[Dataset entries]

· · · · · · ·

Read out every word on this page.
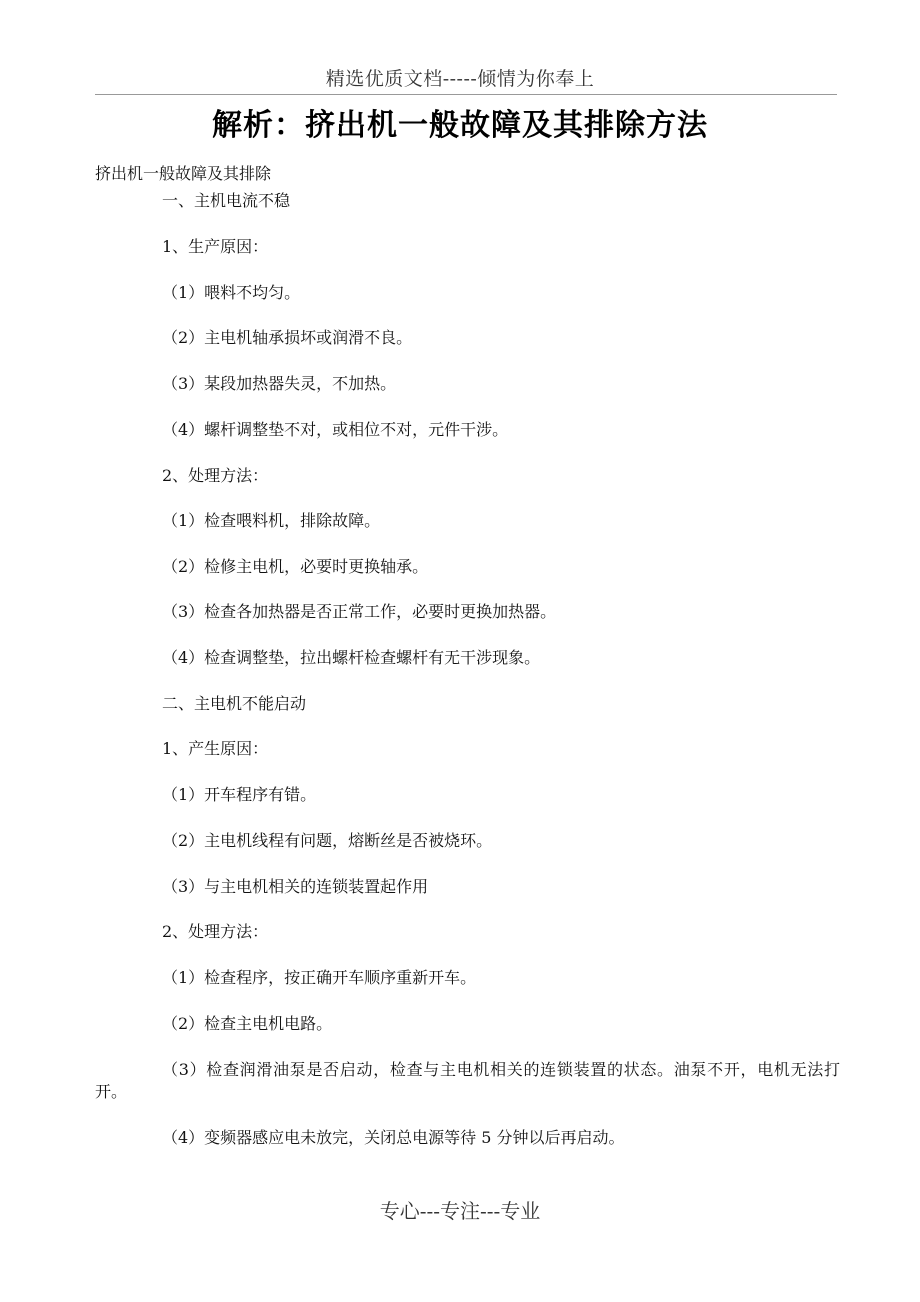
精选优质文档-----倾情为你奉上
解析：挤出机一般故障及其排除方法
挤出机一般故障及其排除
一、主机电流不稳
1、生产原因：
（1）喂料不均匀。
（2）主电机轴承损坏或润滑不良。
（3）某段加热器失灵，不加热。
（4）螺杆调整垫不对，或相位不对，元件干涉。
2、处理方法：
（1）检查喂料机，排除故障。
（2）检修主电机，必要时更换轴承。
（3）检查各加热器是否正常工作，必要时更换加热器。
（4）检查调整垫，拉出螺杆检查螺杆有无干涉现象。
二、主电机不能启动
1、产生原因：
（1）开车程序有错。
（2）主电机线程有问题，熔断丝是否被烧环。
（3）与主电机相关的连锁装置起作用
2、处理方法：
（1）检查程序，按正确开车顺序重新开车。
（2）检查主电机电路。
（3）检查润滑油泵是否启动，检查与主电机相关的连锁装置的状态。油泵不开，电机无法打开。
（4）变频器感应电未放完，关闭总电源等待 5 分钟以后再启动。
专心---专注---专业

· · · · · · ·

Objective: Are you able to set down all the lines above exactly, without any pictures?

Task result:
Read out every word on this page.
精选优质文档-----倾情为你奉上
解析：挤出机一般故障及其排除方法
挤出机一般故障及其排除
一、主机电流不稳
1、生产原因：
（1）喂料不均匀。
（2）主电机轴承损坏或润滑不良。
（3）某段加热器失灵，不加热。
（4）螺杆调整垫不对，或相位不对，元件干涉。
2、处理方法：
（1）检查喂料机，排除故障。
（2）检修主电机，必要时更换轴承。
（3）检查各加热器是否正常工作，必要时更换加热器。
（4）检查调整垫，拉出螺杆检查螺杆有无干涉现象。
二、主电机不能启动
1、产生原因：
（1）开车程序有错。
（2）主电机线程有问题，熔断丝是否被烧环。
（3）与主电机相关的连锁装置起作用
2、处理方法：
（1）检查程序，按正确开车顺序重新开车。
（2）检查主电机电路。
（3）检查润滑油泵是否启动，检查与主电机相关的连锁装置的状态。油泵不开，电机无法打开。
（4）变频器感应电未放完，关闭总电源等待 5 分钟以后再启动。
专心---专注---专业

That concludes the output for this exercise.